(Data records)
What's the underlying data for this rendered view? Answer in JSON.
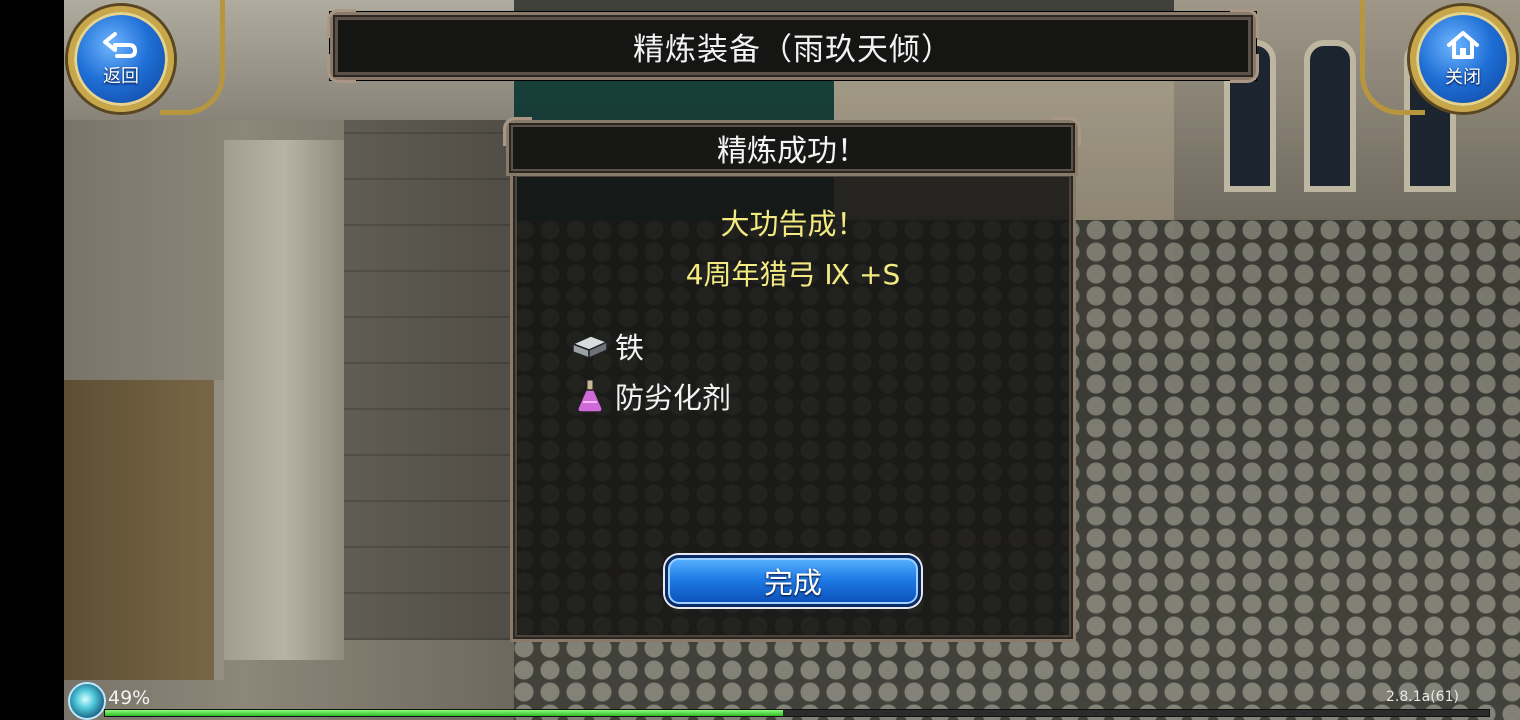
{
  "header": {
    "title": "精炼装备（雨玖天倾）",
    "back_label": "返回",
    "close_label": "关闭"
  },
  "dialog": {
    "title": "精炼成功！",
    "message": "大功告成！",
    "item_name": "4周年猎弓 Ⅸ +S",
    "materials": [
      {
        "name": "铁",
        "icon": "iron-ingot-icon"
      },
      {
        "name": "防劣化剂",
        "icon": "potion-flask-icon"
      }
    ],
    "done_label": "完成"
  },
  "status": {
    "percent_label": "49%",
    "progress": 0.49,
    "version": "2.8.1a(61)"
  },
  "colors": {
    "accent_yellow": "#f3ea82",
    "button_blue": "#1f7ce6",
    "frame": "#8a7a6a",
    "progress_green": "#2fb82a"
  }
}
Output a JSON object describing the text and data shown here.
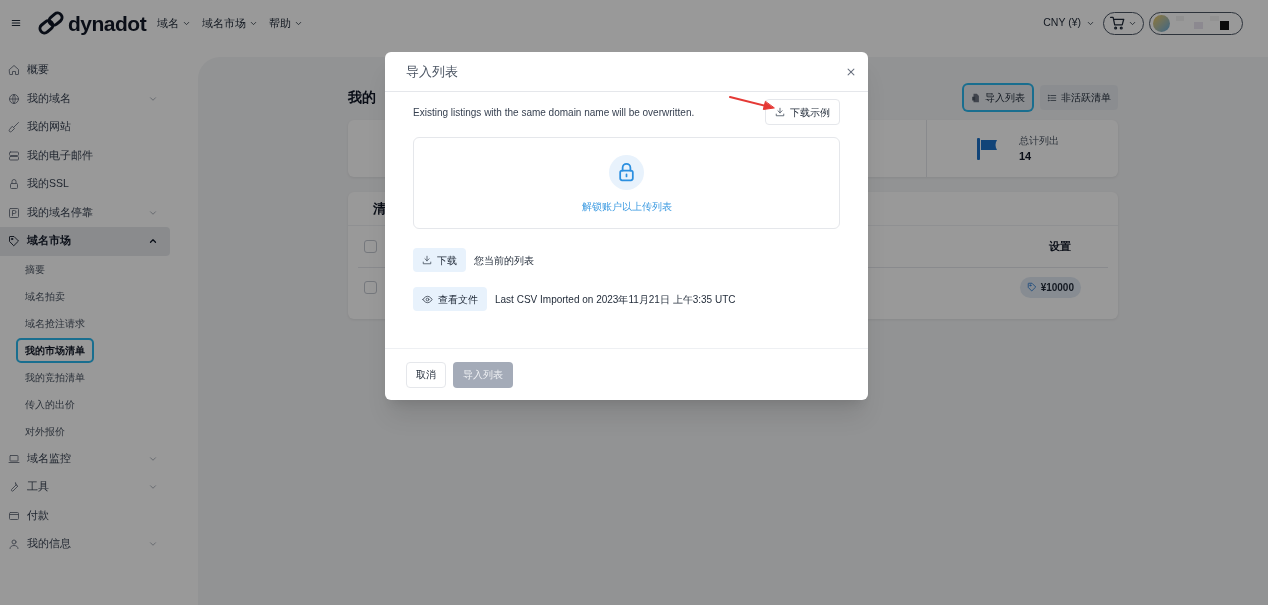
{
  "header": {
    "logo": "dynadot",
    "nav": [
      {
        "label": "域名"
      },
      {
        "label": "域名市场"
      },
      {
        "label": "帮助"
      }
    ],
    "currency": "CNY (¥)"
  },
  "sidebar": {
    "items": [
      {
        "label": "概要",
        "selected": false
      },
      {
        "label": "我的域名",
        "selected": false,
        "expanded": false
      },
      {
        "label": "我的网站",
        "selected": false
      },
      {
        "label": "我的电子邮件",
        "selected": false
      },
      {
        "label": "我的SSL",
        "selected": false
      },
      {
        "label": "我的域名停靠",
        "selected": false,
        "expanded": false
      },
      {
        "label": "域名市场",
        "selected": true,
        "expanded": true,
        "children": [
          {
            "label": "摘要",
            "selected": false
          },
          {
            "label": "域名拍卖",
            "selected": false
          },
          {
            "label": "域名抢注请求",
            "selected": false
          },
          {
            "label": "我的市场清单",
            "selected": true
          },
          {
            "label": "我的竞拍清单",
            "selected": false
          },
          {
            "label": "传入的出价",
            "selected": false
          },
          {
            "label": "对外报价",
            "selected": false
          }
        ]
      },
      {
        "label": "域名监控",
        "selected": false,
        "expanded": false
      },
      {
        "label": "工具",
        "selected": false,
        "expanded": false
      },
      {
        "label": "付款",
        "selected": false
      },
      {
        "label": "我的信息",
        "selected": false,
        "expanded": false
      }
    ]
  },
  "page": {
    "title": "我的",
    "actions": [
      {
        "label": "导入列表",
        "focused": true
      },
      {
        "label": "非活跃清单",
        "focused": false
      }
    ],
    "stats": [
      {
        "label": "总计列出",
        "value": "14"
      }
    ],
    "table": {
      "title": "清",
      "select_all": {
        "checked": false
      },
      "columns": [
        {
          "label": "设置"
        }
      ],
      "rows": [
        {
          "checked": false,
          "price": "¥10000"
        }
      ]
    }
  },
  "modal": {
    "title": "导入列表",
    "notice": "Existing listings with the same domain name will be overwritten.",
    "sample_button": "下载示例",
    "upload": {
      "message": "解锁账户以上传列表"
    },
    "rows": [
      {
        "kind": "download",
        "button": "下载",
        "text": "您当前的列表"
      },
      {
        "kind": "view",
        "button": "查看文件",
        "text": "Last CSV Imported on 2023年11月21日 上午3:35 UTC"
      }
    ],
    "footer": [
      {
        "kind": "secondary",
        "label": "取消",
        "disabled": false
      },
      {
        "kind": "primary",
        "label": "导入列表",
        "disabled": true
      }
    ]
  }
}
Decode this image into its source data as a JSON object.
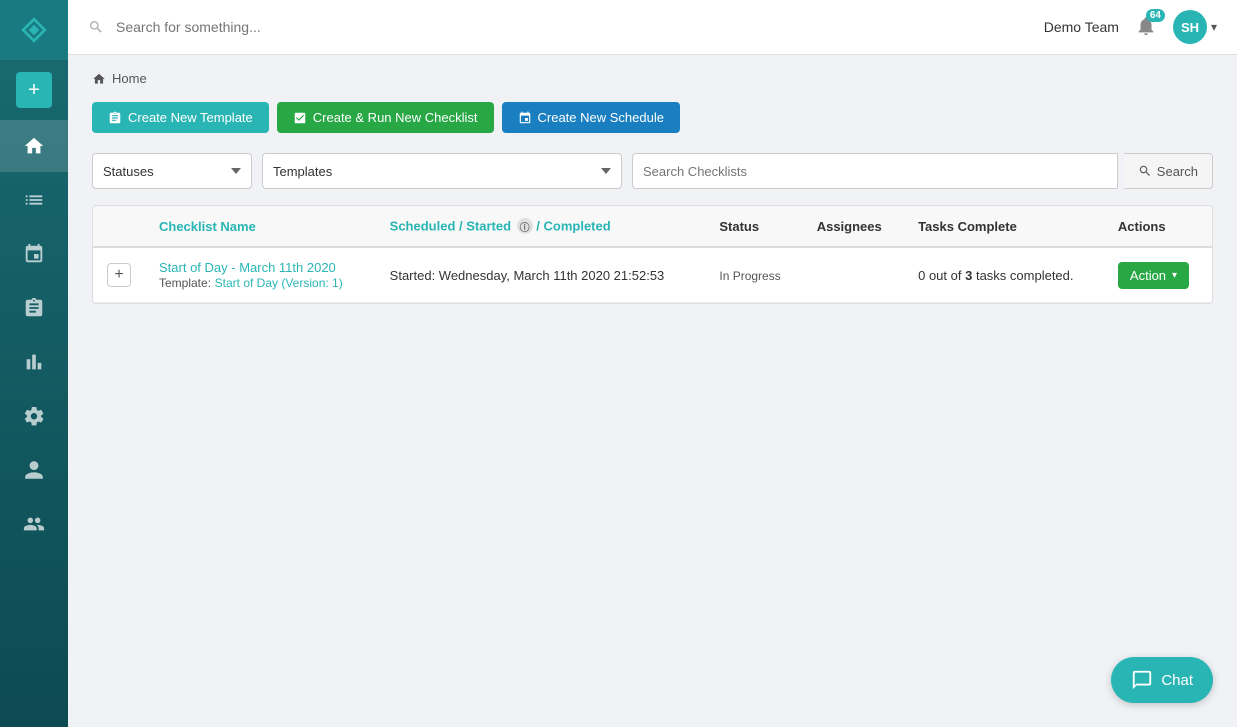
{
  "sidebar": {
    "items": [
      {
        "name": "home",
        "label": "Home",
        "active": true
      },
      {
        "name": "list",
        "label": "Checklists"
      },
      {
        "name": "calendar",
        "label": "Schedules"
      },
      {
        "name": "clipboard",
        "label": "Templates"
      },
      {
        "name": "bar-chart",
        "label": "Reports"
      },
      {
        "name": "wrench",
        "label": "Settings"
      },
      {
        "name": "user",
        "label": "Profile"
      },
      {
        "name": "users",
        "label": "Team"
      }
    ]
  },
  "topbar": {
    "search_placeholder": "Search for something...",
    "team_name": "Demo Team",
    "notification_count": "64",
    "avatar_initials": "SH"
  },
  "breadcrumb": {
    "home_label": "Home"
  },
  "buttons": {
    "create_template": "Create New Template",
    "create_run_checklist": "Create & Run New Checklist",
    "create_schedule": "Create New Schedule"
  },
  "filters": {
    "status_label": "Statuses",
    "template_label": "Templates",
    "search_placeholder": "Search Checklists",
    "search_button": "Search"
  },
  "table": {
    "columns": {
      "checklist_name": "Checklist Name",
      "scheduled_started_completed": "Scheduled / Started",
      "started_icon": "ⓘ",
      "completed": "/ Completed",
      "status": "Status",
      "assignees": "Assignees",
      "tasks_complete": "Tasks Complete",
      "actions": "Actions"
    },
    "rows": [
      {
        "id": 1,
        "name": "Start of Day - March 11th 2020",
        "template_prefix": "Template:",
        "template_name": "Start of Day (Version: 1)",
        "schedule_started": "Started: Wednesday, March 11th 2020 21:52:53",
        "status": "In Progress",
        "assignees": "",
        "tasks_done": "0",
        "tasks_total": "3",
        "tasks_label": "tasks completed.",
        "tasks_out_of": "out of",
        "action_label": "Action"
      }
    ]
  },
  "chat": {
    "label": "Chat"
  }
}
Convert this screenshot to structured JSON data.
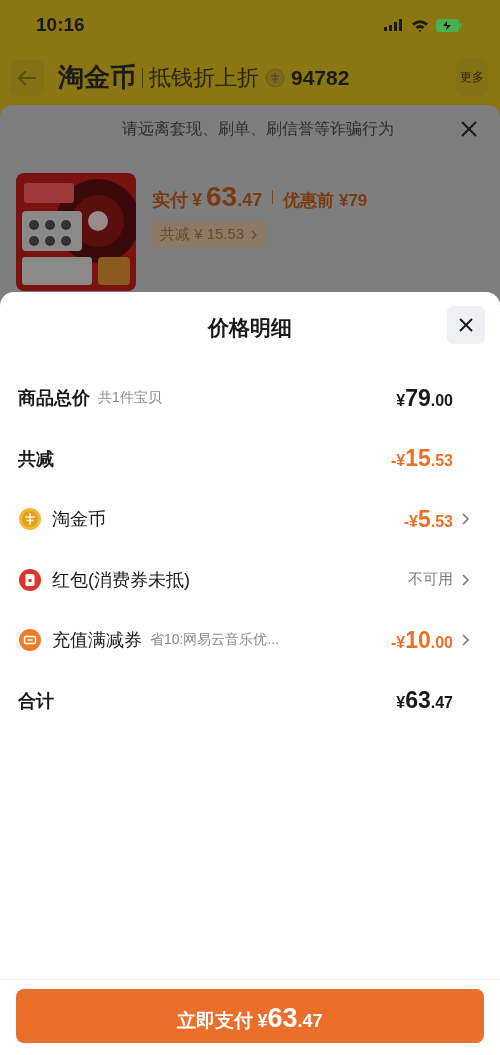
{
  "status_bar": {
    "time": "10:16"
  },
  "header": {
    "brand": "淘金币",
    "subtitle": "抵钱折上折",
    "coins": "94782",
    "more": "更多"
  },
  "notice_sheet": {
    "notice": "请远离套现、刷单、刷信誉等诈骗行为",
    "product": {
      "kind": "picture",
      "paid_label": "实付",
      "paid_currency": "¥",
      "paid_integer": "63",
      "paid_decimal": ".47",
      "before_label": "优惠前",
      "before_price": "¥79",
      "discount_chip": "共减 ¥ 15.53"
    }
  },
  "detail_sheet": {
    "title": "价格明细",
    "rows": [
      {
        "kind": "plain",
        "label": "商品总价",
        "note": "共1件宝贝",
        "color": "#1a1a1a",
        "currency": "¥",
        "integer": "79",
        "decimal": ".00",
        "arrow": false
      },
      {
        "kind": "plain",
        "label": "共减",
        "color": "#ee6f26",
        "currency": "-¥",
        "integer": "15",
        "decimal": ".53",
        "arrow": false
      },
      {
        "kind": "coin",
        "label": "淘金币",
        "color": "#ee6f26",
        "currency": "-¥",
        "integer": "5",
        "decimal": ".53",
        "arrow": true
      },
      {
        "kind": "red_packet",
        "label": "红包(消费券未抵)",
        "color": "#7a7a7a",
        "text_value": "不可用",
        "arrow": true
      },
      {
        "kind": "coupon",
        "label": "充值满减券",
        "note": "省10:网易云音乐优...",
        "color": "#ee6f26",
        "currency": "-¥",
        "integer": "10",
        "decimal": ".00",
        "arrow": true
      },
      {
        "kind": "plain",
        "label": "合计",
        "color": "#1a1a1a",
        "currency": "¥",
        "integer": "63",
        "decimal": ".47",
        "arrow": false
      }
    ]
  },
  "pay_button": {
    "label": "立即支付",
    "currency": "¥",
    "integer": "63",
    "decimal": ".47"
  }
}
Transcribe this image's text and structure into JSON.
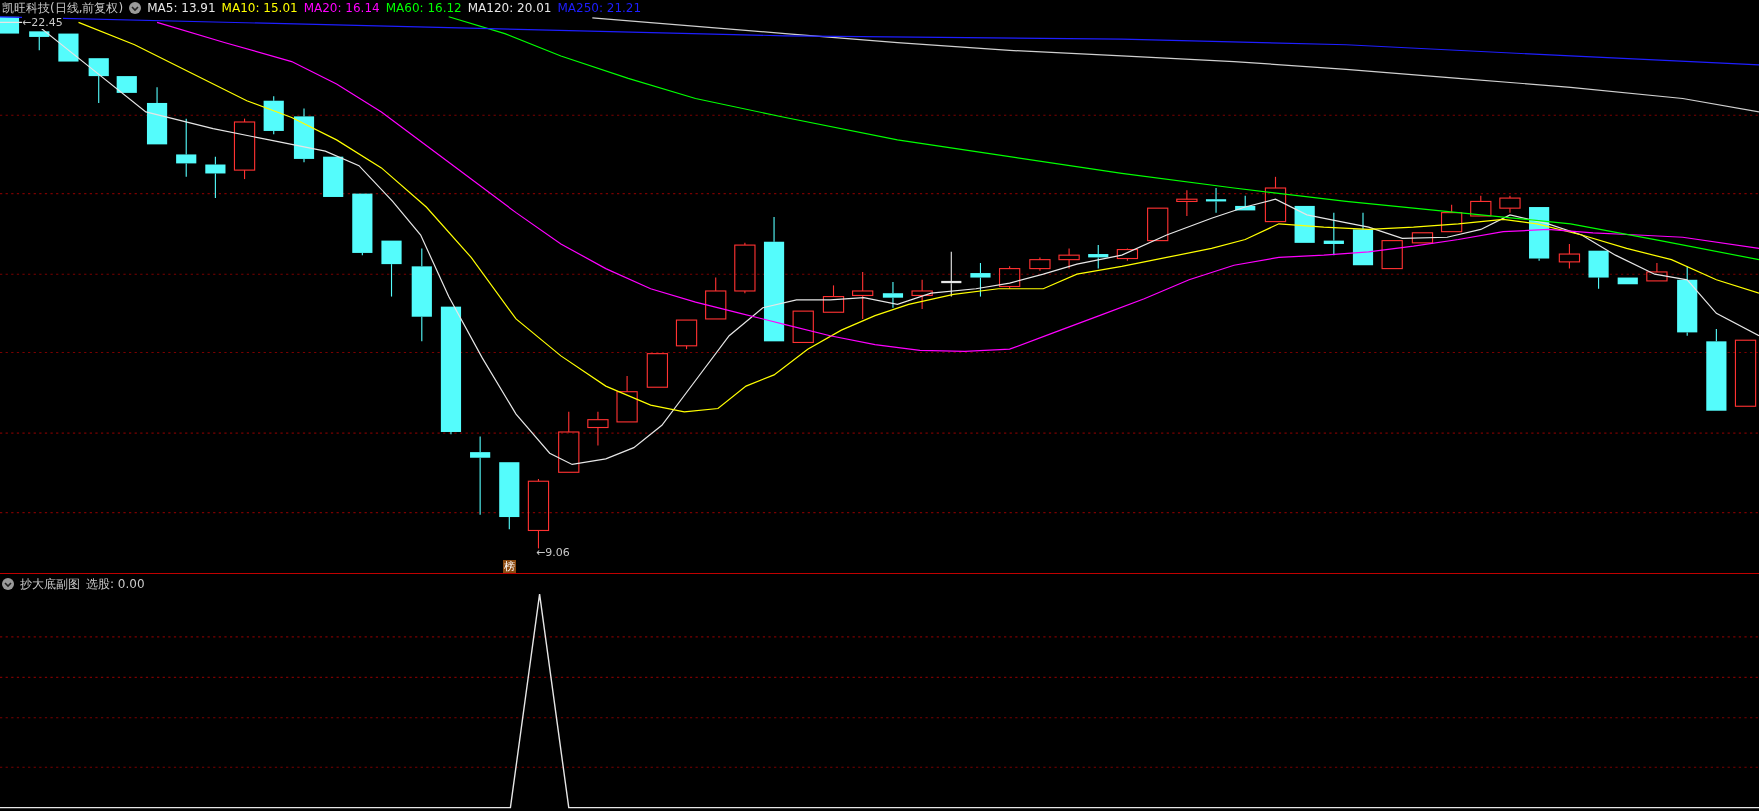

## Description of the task
Word for word, please, restate the lines of the listing from the one holding "Convert this screenshot" down to the last line, leaving out any pictures.

## Response
Convert this screenshot to structured JSON data.
{
  "status_bar": {
    "time": "10:16"
  },
  "header": {
    "brand": "淘金币",
    "subtitle": "抵钱折上折",
    "coins": "94782",
    "more": "更多"
  },
  "notice_sheet": {
    "notice": "请远离套现、刷单、刷信誉等诈骗行为",
    "product": {
      "kind": "picture",
      "paid_label": "实付",
      "paid_currency": "¥",
      "paid_integer": "63",
      "paid_decimal": ".47",
      "before_label": "优惠前",
      "before_price": "¥79",
      "discount_chip": "共减 ¥ 15.53"
    }
  },
  "detail_sheet": {
    "title": "价格明细",
    "rows": [
      {
        "kind": "plain",
        "label": "商品总价",
        "note": "共1件宝贝",
        "color": "#1a1a1a",
        "currency": "¥",
        "integer": "79",
        "decimal": ".00",
        "arrow": false
      },
      {
        "kind": "plain",
        "label": "共减",
        "color": "#ee6f26",
        "currency": "-¥",
        "integer": "15",
        "decimal": ".53",
        "arrow": false
      },
      {
        "kind": "coin",
        "label": "淘金币",
        "color": "#ee6f26",
        "currency": "-¥",
        "integer": "5",
        "decimal": ".53",
        "arrow": true
      },
      {
        "kind": "red_packet",
        "label": "红包(消费券未抵)",
        "color": "#7a7a7a",
        "text_value": "不可用",
        "arrow": true
      },
      {
        "kind": "coupon",
        "label": "充值满减券",
        "note": "省10:网易云音乐优...",
        "color": "#ee6f26",
        "currency": "-¥",
        "integer": "10",
        "decimal": ".00",
        "arrow": true
      },
      {
        "kind": "plain",
        "label": "合计",
        "color": "#1a1a1a",
        "currency": "¥",
        "integer": "63",
        "decimal": ".47",
        "arrow": false
      }
    ]
  },
  "pay_button": {
    "label": "立即支付",
    "currency": "¥",
    "integer": "63",
    "decimal": ".47"
  }
}
Transcribe this image's text and structure into JSON.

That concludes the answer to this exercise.